▸ **TASK**:
Pick out all lines in the listing holding the string "washer" and copy them.

○ ○ ○ ○ ○

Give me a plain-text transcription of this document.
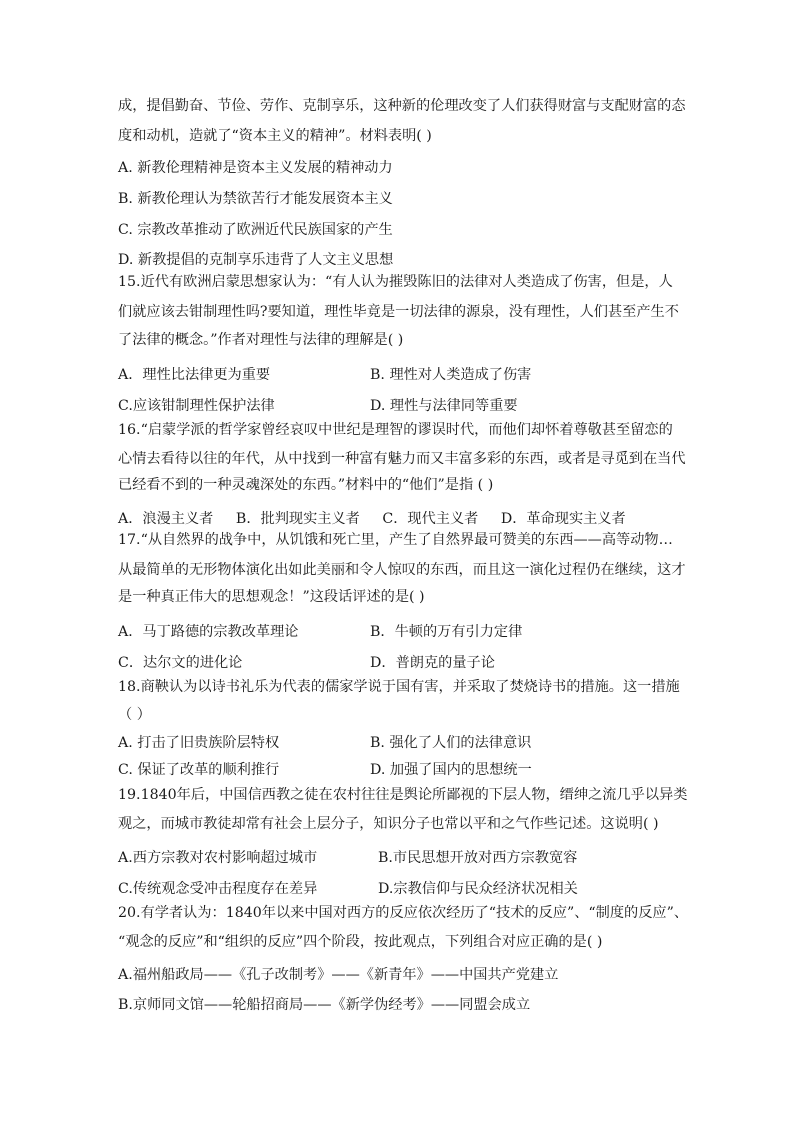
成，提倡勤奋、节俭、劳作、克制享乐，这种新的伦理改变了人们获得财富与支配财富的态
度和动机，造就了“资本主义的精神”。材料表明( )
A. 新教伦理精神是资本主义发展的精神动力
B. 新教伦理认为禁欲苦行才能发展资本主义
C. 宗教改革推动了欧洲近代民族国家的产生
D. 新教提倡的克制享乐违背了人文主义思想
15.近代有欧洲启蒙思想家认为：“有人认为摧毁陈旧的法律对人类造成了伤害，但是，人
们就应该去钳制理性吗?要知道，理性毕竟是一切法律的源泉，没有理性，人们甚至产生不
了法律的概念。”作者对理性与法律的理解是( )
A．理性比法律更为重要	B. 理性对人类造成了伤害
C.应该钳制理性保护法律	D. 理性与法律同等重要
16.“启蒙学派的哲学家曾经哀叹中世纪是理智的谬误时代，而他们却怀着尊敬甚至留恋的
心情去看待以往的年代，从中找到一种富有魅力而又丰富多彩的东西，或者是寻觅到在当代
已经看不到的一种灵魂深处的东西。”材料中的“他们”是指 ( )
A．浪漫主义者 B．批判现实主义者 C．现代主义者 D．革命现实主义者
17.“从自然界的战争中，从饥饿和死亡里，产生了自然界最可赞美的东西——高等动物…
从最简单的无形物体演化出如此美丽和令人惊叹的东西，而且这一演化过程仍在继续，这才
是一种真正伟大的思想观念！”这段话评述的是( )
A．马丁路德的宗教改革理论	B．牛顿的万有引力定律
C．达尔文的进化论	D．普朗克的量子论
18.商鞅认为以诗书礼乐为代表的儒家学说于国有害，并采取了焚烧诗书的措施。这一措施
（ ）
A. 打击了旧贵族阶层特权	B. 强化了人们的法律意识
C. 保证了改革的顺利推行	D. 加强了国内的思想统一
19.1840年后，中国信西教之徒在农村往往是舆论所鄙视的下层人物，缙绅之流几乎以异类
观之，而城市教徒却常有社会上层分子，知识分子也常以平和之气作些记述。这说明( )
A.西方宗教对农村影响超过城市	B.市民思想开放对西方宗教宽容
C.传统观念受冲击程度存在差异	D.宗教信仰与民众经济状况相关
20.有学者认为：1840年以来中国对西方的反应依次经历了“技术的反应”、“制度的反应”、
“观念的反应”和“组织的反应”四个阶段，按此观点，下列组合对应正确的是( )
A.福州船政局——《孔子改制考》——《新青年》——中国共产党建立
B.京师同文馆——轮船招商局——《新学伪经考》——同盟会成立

○ ○ ○ ○ ○

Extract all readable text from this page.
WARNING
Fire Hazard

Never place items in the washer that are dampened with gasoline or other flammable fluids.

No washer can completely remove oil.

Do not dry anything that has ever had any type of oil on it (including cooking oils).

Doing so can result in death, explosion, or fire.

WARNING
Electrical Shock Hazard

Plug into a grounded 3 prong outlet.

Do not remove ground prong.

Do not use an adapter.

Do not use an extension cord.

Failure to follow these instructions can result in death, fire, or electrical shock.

○ ○ ○ ○ ○

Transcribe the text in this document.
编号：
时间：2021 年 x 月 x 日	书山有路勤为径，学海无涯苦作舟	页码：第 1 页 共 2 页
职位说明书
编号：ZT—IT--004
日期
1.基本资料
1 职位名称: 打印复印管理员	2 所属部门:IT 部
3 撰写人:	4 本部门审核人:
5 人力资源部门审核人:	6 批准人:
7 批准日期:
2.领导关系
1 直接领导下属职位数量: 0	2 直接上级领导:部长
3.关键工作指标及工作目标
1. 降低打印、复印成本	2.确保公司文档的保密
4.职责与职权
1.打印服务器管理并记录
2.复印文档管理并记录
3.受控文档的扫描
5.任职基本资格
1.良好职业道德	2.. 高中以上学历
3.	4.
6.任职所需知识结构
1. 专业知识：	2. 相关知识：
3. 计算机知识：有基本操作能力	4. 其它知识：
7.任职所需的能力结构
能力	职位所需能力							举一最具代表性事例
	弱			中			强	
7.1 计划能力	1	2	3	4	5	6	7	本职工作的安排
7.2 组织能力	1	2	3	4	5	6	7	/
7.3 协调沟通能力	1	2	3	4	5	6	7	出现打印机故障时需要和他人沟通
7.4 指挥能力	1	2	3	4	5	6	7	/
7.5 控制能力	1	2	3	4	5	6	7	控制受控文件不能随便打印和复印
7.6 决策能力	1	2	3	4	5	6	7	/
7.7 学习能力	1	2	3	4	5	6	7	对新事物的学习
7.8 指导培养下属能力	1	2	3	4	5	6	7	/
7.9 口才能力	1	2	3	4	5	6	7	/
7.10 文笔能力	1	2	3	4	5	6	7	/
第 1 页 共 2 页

○ ○ ○ ○ ○

▸ **REPLY**:
Never place items in the washer that are dampened with gasoline or other flammable fluids.
No washer can completely remove oil.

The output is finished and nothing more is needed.